→ **Data extract**:
^^^^^^^^^^^^^^^^
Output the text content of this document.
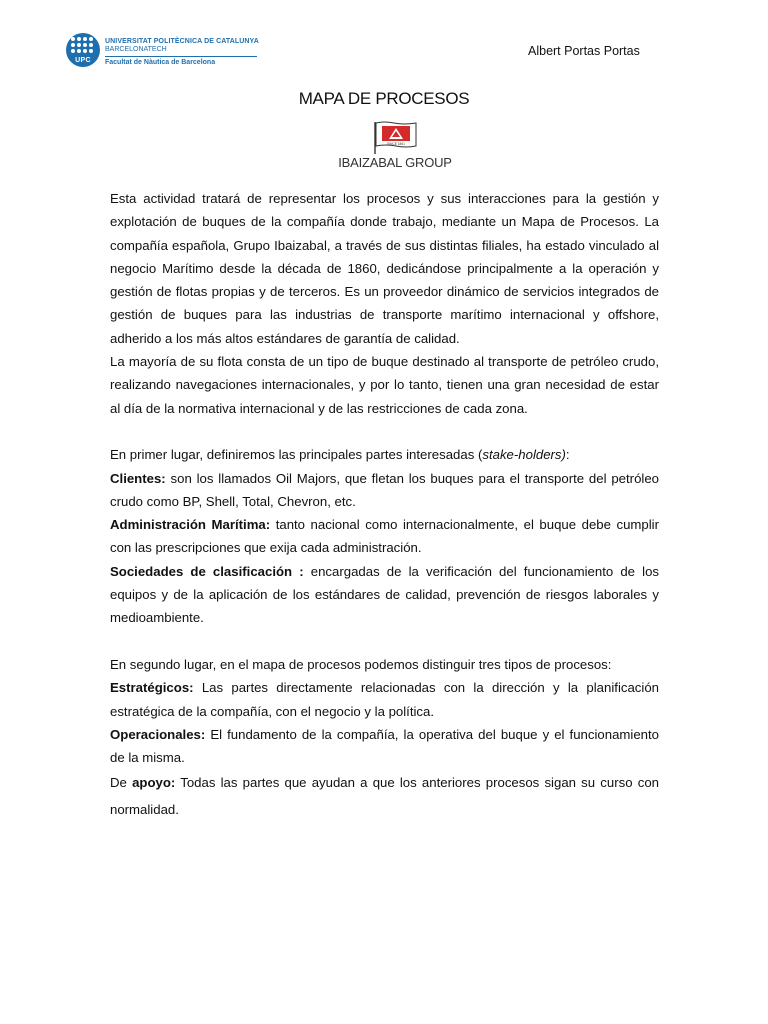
UPC
UNIVERSITAT POLITÈCNICA DE CATALUNYA
BARCELONATECH
Facultat de Nàutica de Barcelona
Albert Portas Portas
MAPA DE PROCESOS
SINCE 1861
IBAIZABAL GROUP

Esta actividad tratará de representar los procesos y sus interacciones para la gestión y explotación de buques de la compañía donde trabajo, mediante un Mapa de Procesos. La compañía española, Grupo Ibaizabal, a través de sus distintas filiales, ha estado vinculado al negocio Marítimo desde la década de 1860, dedicándose principalmente a la operación y gestión de flotas propias y de terceros. Es un proveedor dinámico de servicios integrados de gestión de buques para las industrias de transporte marítimo internacional y offshore, adherido a los más altos estándares de garantía de calidad.

La mayoría de su flota consta de un tipo de buque destinado al transporte de petróleo crudo, realizando navegaciones internacionales, y por lo tanto, tienen una gran necesidad de estar al día de la normativa internacional y de las restricciones de cada zona.

En primer lugar, definiremos las principales partes interesadas (stake-holders):

Clientes: son los llamados Oil Majors, que fletan los buques para el transporte del petróleo crudo como BP, Shell, Total, Chevron, etc.

Administración Marítima: tanto nacional como internacionalmente, el buque debe cumplir con las prescripciones que exija cada administración.

Sociedades de clasificación : encargadas de la verificación del funcionamiento de los equipos y de la aplicación de los estándares de calidad, prevención de riesgos laborales y medioambiente.

En segundo lugar, en el mapa de procesos podemos distinguir tres tipos de procesos:

Estratégicos: Las partes directamente relacionadas con la dirección y la planificación estratégica de la compañía, con el negocio y la política.

Operacionales: El fundamento de la compañía, la operativa del buque y el funcionamiento de la misma.

De apoyo: Todas las partes que ayudan a que los anteriores procesos sigan su curso con normalidad.
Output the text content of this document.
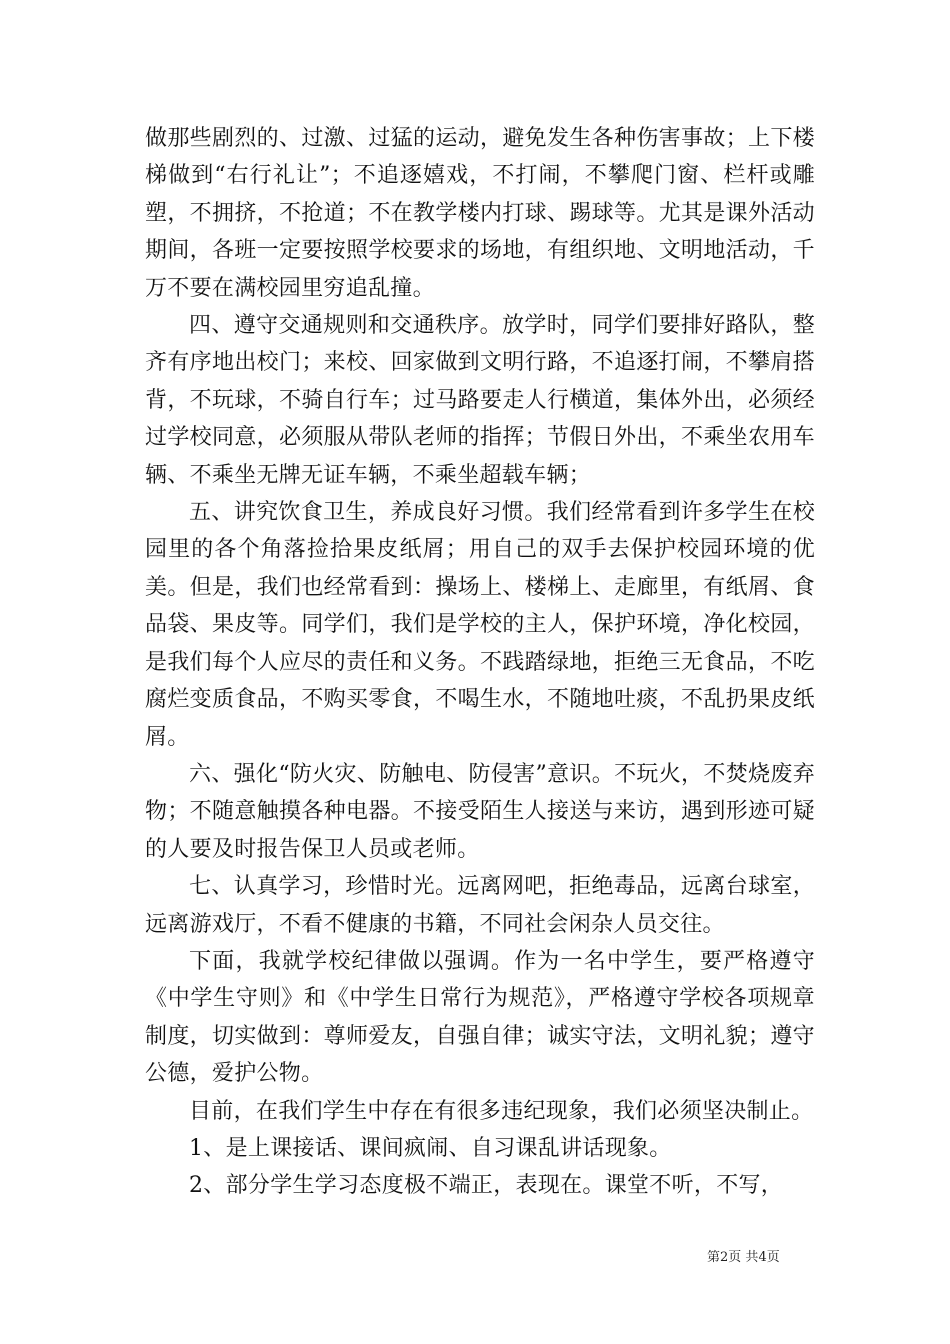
做那些剧烈的、过激、过猛的运动，避免发生各种伤害事故；上下楼梯做到“右行礼让”；不追逐嬉戏，不打闹，不攀爬门窗、栏杆或雕塑，不拥挤，不抢道；不在教学楼内打球、踢球等。尤其是课外活动期间，各班一定要按照学校要求的场地，有组织地、文明地活动，千万不要在满校园里穷追乱撞。

四、遵守交通规则和交通秩序。放学时，同学们要排好路队，整齐有序地出校门；来校、回家做到文明行路，不追逐打闹，不攀肩搭背，不玩球，不骑自行车；过马路要走人行横道，集体外出，必须经过学校同意，必须服从带队老师的指挥；节假日外出，不乘坐农用车辆、不乘坐无牌无证车辆，不乘坐超载车辆；

五、讲究饮食卫生，养成良好习惯。我们经常看到许多学生在校园里的各个角落捡拾果皮纸屑；用自己的双手去保护校园环境的优美。但是，我们也经常看到：操场上、楼梯上、走廊里，有纸屑、食品袋、果皮等。同学们，我们是学校的主人，保护环境，净化校园，是我们每个人应尽的责任和义务。不践踏绿地，拒绝三无食品，不吃腐烂变质食品，不购买零食，不喝生水，不随地吐痰，不乱扔果皮纸屑。

六、强化“防火灾、防触电、防侵害”意识。不玩火，不焚烧废弃物；不随意触摸各种电器。不接受陌生人接送与来访，遇到形迹可疑的人要及时报告保卫人员或老师。

七、认真学习，珍惜时光。远离网吧，拒绝毒品，远离台球室，远离游戏厅，不看不健康的书籍，不同社会闲杂人员交往。

下面，我就学校纪律做以强调。作为一名中学生，要严格遵守《中学生守则》和《中学生日常行为规范》，严格遵守学校各项规章制度，切实做到：尊师爱友，自强自律；诚实守法，文明礼貌；遵守公德，爱护公物。

目前，在我们学生中存在有很多违纪现象，我们必须坚决制止。

1、是上课接话、课间疯闹、自习课乱讲话现象。

2、部分学生学习态度极不端正，表现在。课堂不听，不写，

第2页 共4页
^^^^^^^^^^^^^^^^
→ **Exercise details**: Give every line back word for word and leave the pictures out.

→ **Correct answer**:
Output the text content of this document.
UPC
UNIVERSITAT POLITÈCNICA DE CATALUNYA
BARCELONATECH
Facultat de Nàutica de Barcelona
Albert Portas Portas
MAPA DE PROCESOS
SINCE 1861
IBAIZABAL GROUP

Esta actividad tratará de representar los procesos y sus interacciones para la gestión y explotación de buques de la compañía donde trabajo, mediante un Mapa de Procesos. La compañía española, Grupo Ibaizabal, a través de sus distintas filiales, ha estado vinculado al negocio Marítimo desde la década de 1860, dedicándose principalmente a la operación y gestión de flotas propias y de terceros. Es un proveedor dinámico de servicios integrados de gestión de buques para las industrias de transporte marítimo internacional y offshore, adherido a los más altos estándares de garantía de calidad.

La mayoría de su flota consta de un tipo de buque destinado al transporte de petróleo crudo, realizando navegaciones internacionales, y por lo tanto, tienen una gran necesidad de estar al día de la normativa internacional y de las restricciones de cada zona.

En primer lugar, definiremos las principales partes interesadas (stake-holders):

Clientes: son los llamados Oil Majors, que fletan los buques para el transporte del petróleo crudo como BP, Shell, Total, Chevron, etc.

Administración Marítima: tanto nacional como internacionalmente, el buque debe cumplir con las prescripciones que exija cada administración.

Sociedades de clasificación : encargadas de la verificación del funcionamiento de los equipos y de la aplicación de los estándares de calidad, prevención de riesgos laborales y medioambiente.

En segundo lugar, en el mapa de procesos podemos distinguir tres tipos de procesos:

Estratégicos: Las partes directamente relacionadas con la dirección y la planificación estratégica de la compañía, con el negocio y la política.

Operacionales: El fundamento de la compañía, la operativa del buque y el funcionamiento de la misma.

De apoyo: Todas las partes que ayudan a que los anteriores procesos sigan su curso con normalidad.
Output the text content of this document.
做那些剧烈的、过激、过猛的运动，避免发生各种伤害事故；上下楼梯做到“右行礼让”；不追逐嬉戏，不打闹，不攀爬门窗、栏杆或雕塑，不拥挤，不抢道；不在教学楼内打球、踢球等。尤其是课外活动期间，各班一定要按照学校要求的场地，有组织地、文明地活动，千万不要在满校园里穷追乱撞。

四、遵守交通规则和交通秩序。放学时，同学们要排好路队，整齐有序地出校门；来校、回家做到文明行路，不追逐打闹，不攀肩搭背，不玩球，不骑自行车；过马路要走人行横道，集体外出，必须经过学校同意，必须服从带队老师的指挥；节假日外出，不乘坐农用车辆、不乘坐无牌无证车辆，不乘坐超载车辆；

五、讲究饮食卫生，养成良好习惯。我们经常看到许多学生在校园里的各个角落捡拾果皮纸屑；用自己的双手去保护校园环境的优美。但是，我们也经常看到：操场上、楼梯上、走廊里，有纸屑、食品袋、果皮等。同学们，我们是学校的主人，保护环境，净化校园，是我们每个人应尽的责任和义务。不践踏绿地，拒绝三无食品，不吃腐烂变质食品，不购买零食，不喝生水，不随地吐痰，不乱扔果皮纸屑。

六、强化“防火灾、防触电、防侵害”意识。不玩火，不焚烧废弃物；不随意触摸各种电器。不接受陌生人接送与来访，遇到形迹可疑的人要及时报告保卫人员或老师。

七、认真学习，珍惜时光。远离网吧，拒绝毒品，远离台球室，远离游戏厅，不看不健康的书籍，不同社会闲杂人员交往。

下面，我就学校纪律做以强调。作为一名中学生，要严格遵守《中学生守则》和《中学生日常行为规范》，严格遵守学校各项规章制度，切实做到：尊师爱友，自强自律；诚实守法，文明礼貌；遵守公德，爱护公物。

目前，在我们学生中存在有很多违纪现象，我们必须坚决制止。

1、是上课接话、课间疯闹、自习课乱讲话现象。

2、部分学生学习态度极不端正，表现在。课堂不听，不写，

第2页 共4页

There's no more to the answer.